● WHAT YOU SHOULD DO: Find and copy lines holding "auraient".
::: PROVIDED MATERIAL :::
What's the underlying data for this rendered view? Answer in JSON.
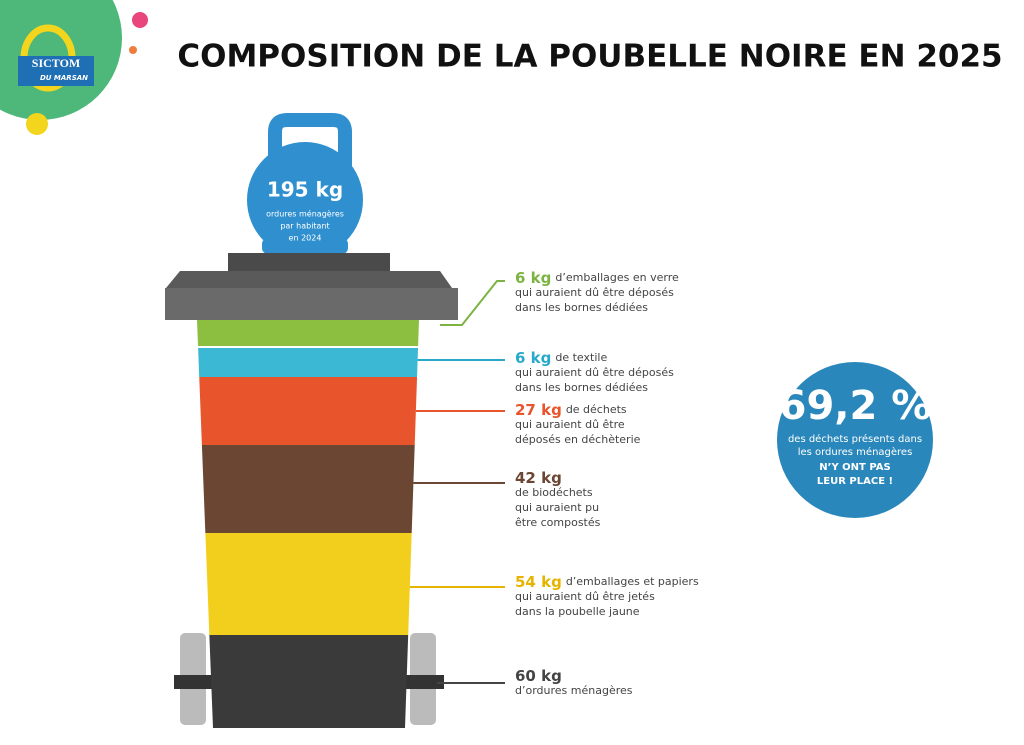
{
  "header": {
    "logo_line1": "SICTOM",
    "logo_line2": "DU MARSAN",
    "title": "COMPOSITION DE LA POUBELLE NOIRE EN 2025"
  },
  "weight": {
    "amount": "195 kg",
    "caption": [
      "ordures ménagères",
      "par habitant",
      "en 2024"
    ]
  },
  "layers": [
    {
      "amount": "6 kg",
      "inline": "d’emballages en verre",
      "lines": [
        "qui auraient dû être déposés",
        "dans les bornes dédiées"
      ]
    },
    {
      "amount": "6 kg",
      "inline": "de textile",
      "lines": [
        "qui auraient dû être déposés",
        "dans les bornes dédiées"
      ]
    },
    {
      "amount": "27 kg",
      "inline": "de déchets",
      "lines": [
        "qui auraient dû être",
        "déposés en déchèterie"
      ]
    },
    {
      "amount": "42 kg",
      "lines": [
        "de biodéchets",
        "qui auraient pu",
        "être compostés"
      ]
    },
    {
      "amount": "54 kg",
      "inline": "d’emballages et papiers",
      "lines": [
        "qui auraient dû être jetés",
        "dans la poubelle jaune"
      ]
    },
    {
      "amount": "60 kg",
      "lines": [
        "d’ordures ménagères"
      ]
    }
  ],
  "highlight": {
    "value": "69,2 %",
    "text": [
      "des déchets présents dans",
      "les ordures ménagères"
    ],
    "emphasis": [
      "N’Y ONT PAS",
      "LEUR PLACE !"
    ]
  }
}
:::
● RESULT OF THE EXERCISE:
        "qui auraient dû être déposés",
        "qui auraient dû être déposés",
        "qui auraient dû être",
        "qui auraient pu",
        "qui auraient dû être jetés",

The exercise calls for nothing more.